Identify every line in the records below that contains the word "JSON", and reproduce each one.

START

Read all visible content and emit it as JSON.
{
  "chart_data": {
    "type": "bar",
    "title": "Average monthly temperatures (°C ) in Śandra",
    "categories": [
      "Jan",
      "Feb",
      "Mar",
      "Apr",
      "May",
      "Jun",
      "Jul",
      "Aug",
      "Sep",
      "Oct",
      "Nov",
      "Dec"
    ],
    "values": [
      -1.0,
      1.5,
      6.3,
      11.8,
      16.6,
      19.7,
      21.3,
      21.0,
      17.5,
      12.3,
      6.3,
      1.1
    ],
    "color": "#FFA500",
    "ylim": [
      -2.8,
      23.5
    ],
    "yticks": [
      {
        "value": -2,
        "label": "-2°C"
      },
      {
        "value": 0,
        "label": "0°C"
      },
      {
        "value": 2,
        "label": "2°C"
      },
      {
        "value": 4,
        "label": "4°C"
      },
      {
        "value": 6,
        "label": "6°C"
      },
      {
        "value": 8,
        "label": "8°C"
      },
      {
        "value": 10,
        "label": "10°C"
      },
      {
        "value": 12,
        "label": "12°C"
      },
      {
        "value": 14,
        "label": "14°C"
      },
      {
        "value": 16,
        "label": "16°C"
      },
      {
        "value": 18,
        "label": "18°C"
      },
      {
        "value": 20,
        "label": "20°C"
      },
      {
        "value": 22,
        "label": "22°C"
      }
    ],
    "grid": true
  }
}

END
START

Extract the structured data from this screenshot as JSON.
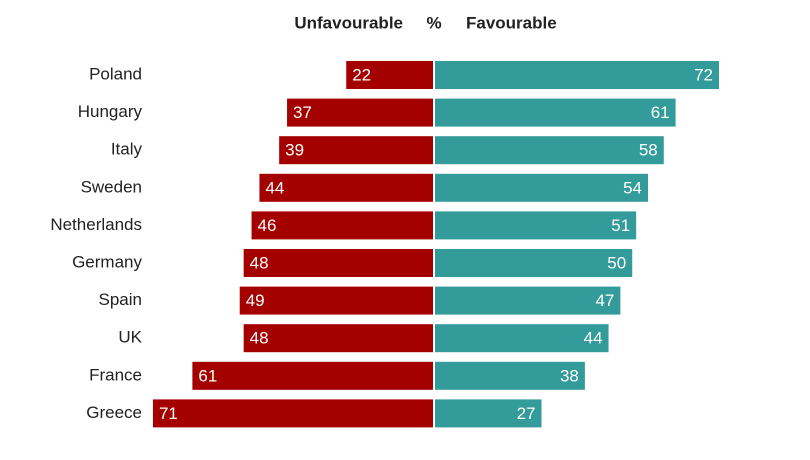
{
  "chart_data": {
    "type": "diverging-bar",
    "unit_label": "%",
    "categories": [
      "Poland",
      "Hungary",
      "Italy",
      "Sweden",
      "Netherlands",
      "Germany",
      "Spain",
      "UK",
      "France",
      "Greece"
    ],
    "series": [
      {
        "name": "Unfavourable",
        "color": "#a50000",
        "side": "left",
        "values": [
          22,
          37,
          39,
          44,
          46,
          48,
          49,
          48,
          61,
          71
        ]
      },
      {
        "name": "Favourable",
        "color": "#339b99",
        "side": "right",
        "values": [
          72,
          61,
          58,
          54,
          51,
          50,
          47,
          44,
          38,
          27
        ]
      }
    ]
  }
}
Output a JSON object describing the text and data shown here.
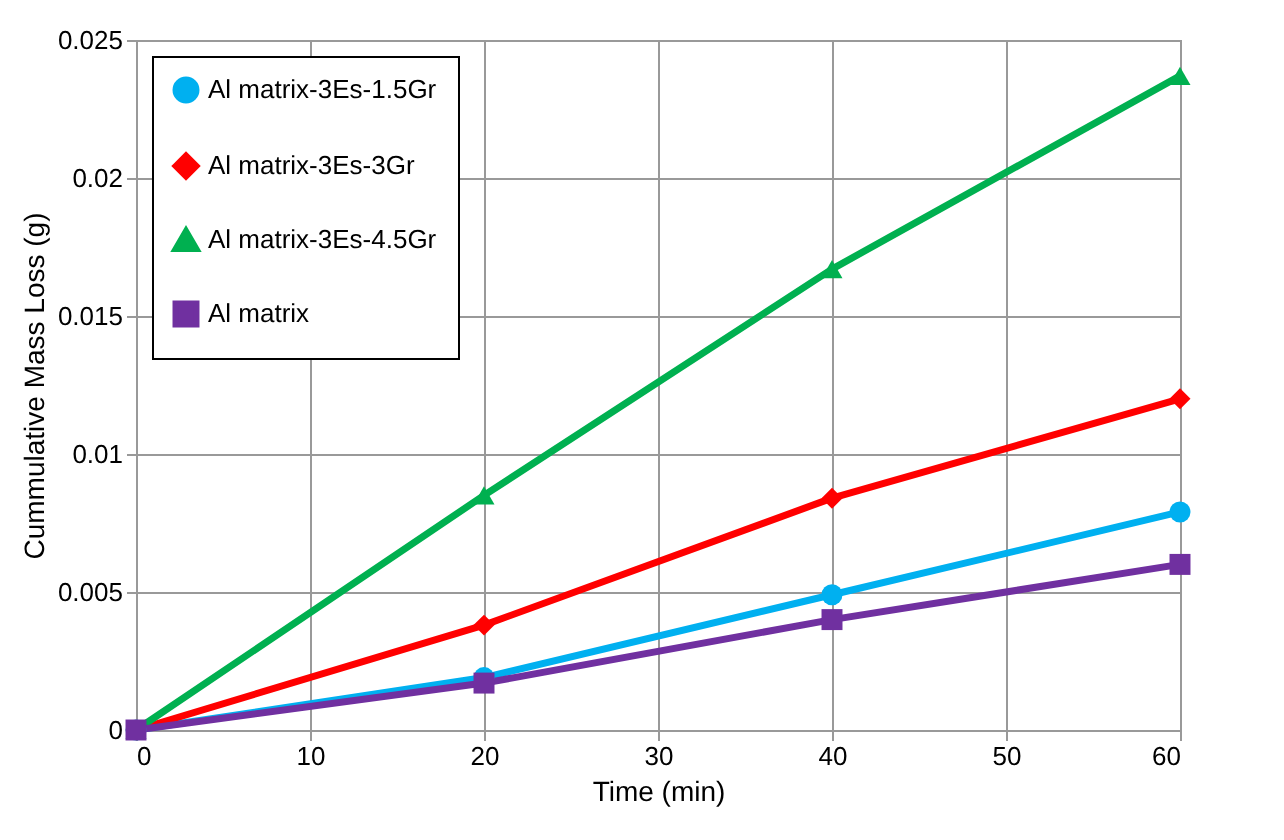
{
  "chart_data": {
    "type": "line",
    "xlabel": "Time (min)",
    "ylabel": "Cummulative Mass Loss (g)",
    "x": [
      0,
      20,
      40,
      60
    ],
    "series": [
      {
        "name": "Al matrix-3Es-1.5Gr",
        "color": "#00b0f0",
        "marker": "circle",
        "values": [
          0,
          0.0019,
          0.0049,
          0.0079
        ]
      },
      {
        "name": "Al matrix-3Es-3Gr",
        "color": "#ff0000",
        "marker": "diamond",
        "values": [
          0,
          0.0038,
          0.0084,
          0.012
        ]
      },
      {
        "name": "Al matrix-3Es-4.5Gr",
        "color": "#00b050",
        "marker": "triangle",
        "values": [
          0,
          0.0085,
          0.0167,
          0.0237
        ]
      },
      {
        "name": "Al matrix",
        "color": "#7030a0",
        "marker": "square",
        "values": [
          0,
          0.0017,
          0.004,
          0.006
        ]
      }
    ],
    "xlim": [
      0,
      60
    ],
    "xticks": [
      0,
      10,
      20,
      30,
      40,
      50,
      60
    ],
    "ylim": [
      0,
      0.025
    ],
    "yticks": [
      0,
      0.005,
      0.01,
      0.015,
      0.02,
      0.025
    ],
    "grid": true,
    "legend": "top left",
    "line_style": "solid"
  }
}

END
START

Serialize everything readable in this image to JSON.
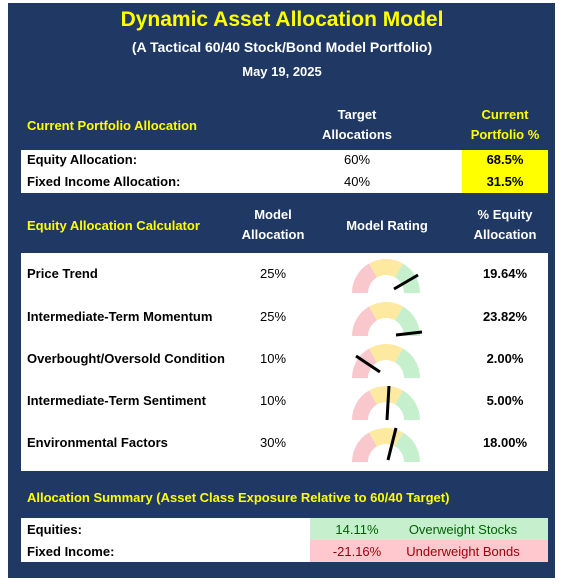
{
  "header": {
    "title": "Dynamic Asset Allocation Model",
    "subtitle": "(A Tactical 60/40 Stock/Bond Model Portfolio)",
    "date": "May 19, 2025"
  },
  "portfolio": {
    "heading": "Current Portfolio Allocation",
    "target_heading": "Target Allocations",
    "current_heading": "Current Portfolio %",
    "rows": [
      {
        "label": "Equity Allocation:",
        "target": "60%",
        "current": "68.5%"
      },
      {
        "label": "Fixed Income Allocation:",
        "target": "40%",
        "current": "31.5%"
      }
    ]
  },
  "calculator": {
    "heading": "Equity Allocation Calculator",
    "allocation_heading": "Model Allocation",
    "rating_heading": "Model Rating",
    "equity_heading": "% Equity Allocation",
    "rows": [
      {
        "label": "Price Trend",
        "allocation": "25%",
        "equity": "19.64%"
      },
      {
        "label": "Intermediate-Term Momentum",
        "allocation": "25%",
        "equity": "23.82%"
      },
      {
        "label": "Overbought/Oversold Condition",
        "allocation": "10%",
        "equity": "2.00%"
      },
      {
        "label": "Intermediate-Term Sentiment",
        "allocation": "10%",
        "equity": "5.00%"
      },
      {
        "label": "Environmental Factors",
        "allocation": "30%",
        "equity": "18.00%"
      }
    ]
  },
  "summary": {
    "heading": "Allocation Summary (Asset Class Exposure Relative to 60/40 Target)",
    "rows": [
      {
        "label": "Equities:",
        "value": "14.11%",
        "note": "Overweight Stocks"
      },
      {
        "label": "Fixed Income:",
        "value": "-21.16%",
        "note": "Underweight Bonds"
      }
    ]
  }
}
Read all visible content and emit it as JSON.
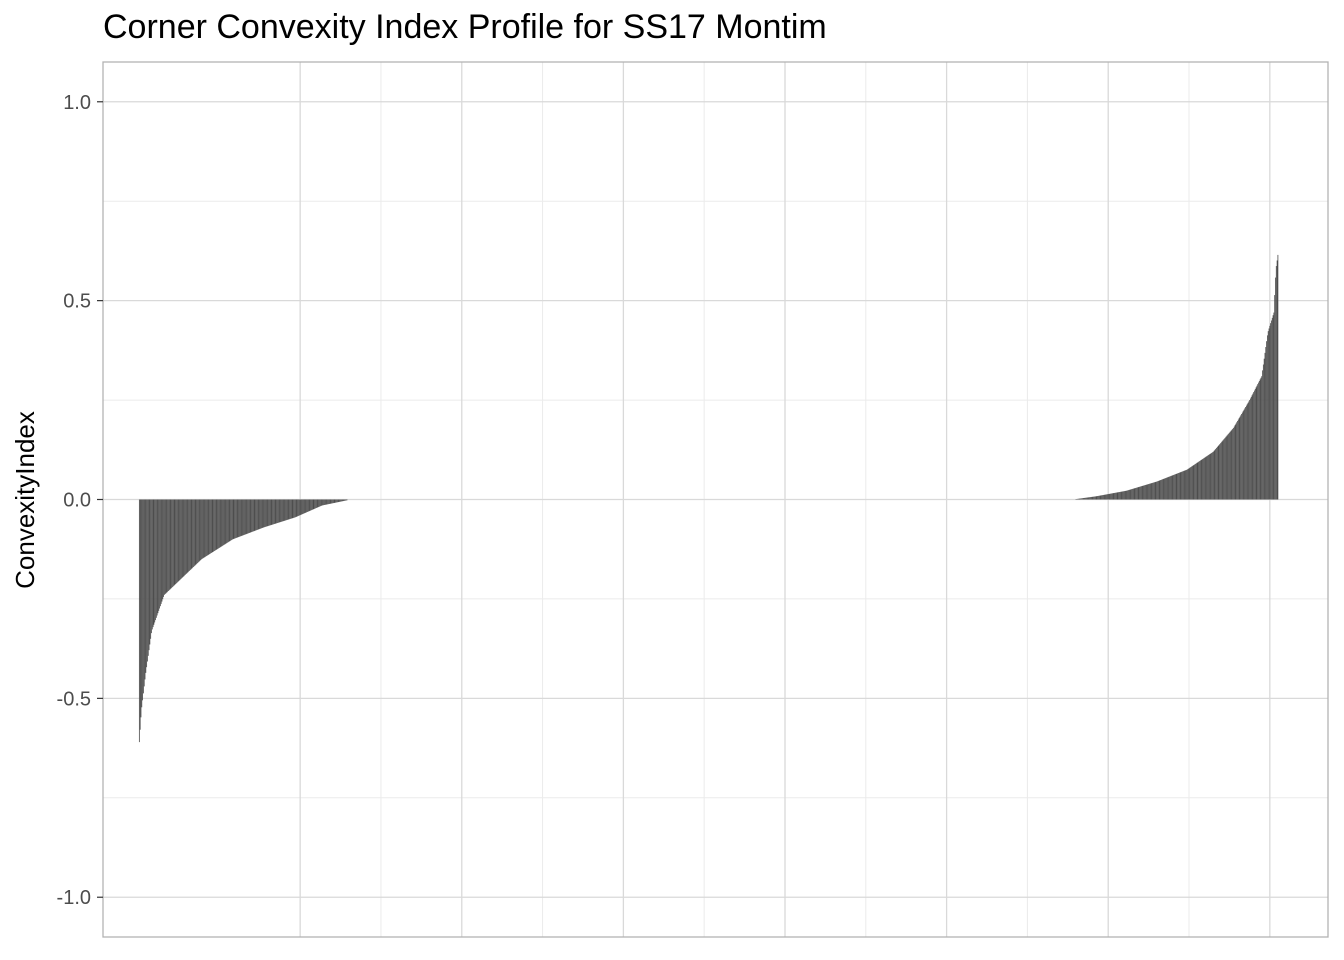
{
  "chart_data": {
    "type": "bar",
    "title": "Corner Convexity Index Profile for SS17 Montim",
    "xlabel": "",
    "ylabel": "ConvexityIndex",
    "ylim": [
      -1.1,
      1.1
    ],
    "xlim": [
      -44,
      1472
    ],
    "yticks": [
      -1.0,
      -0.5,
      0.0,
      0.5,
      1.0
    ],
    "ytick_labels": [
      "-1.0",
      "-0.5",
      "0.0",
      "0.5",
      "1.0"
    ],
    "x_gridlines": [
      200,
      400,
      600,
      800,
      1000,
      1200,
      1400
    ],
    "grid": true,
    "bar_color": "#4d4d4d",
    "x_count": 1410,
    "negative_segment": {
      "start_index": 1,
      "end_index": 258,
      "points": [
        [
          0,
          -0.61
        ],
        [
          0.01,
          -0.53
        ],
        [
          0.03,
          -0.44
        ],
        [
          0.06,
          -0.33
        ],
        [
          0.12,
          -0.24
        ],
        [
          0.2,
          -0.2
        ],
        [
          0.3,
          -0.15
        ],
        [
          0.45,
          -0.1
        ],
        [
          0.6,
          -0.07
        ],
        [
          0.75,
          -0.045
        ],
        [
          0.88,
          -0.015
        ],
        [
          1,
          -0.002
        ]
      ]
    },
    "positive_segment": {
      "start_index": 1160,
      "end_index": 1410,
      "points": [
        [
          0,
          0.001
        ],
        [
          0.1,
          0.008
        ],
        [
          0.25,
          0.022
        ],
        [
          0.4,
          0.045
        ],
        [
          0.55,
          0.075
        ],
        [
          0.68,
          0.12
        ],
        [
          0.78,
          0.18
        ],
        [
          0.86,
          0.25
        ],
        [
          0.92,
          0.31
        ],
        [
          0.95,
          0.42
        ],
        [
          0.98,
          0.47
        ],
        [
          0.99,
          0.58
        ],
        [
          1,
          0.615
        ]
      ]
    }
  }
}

END

*ANSWER FOR THE TASK:*
Read all visible content and emit it as JSON.
Extract the structured data from this screenshot as JSON.
Output a JSON object describing the text and data shown here.
Serialize everything readable in this image to JSON.
Read all visible content and emit it as JSON.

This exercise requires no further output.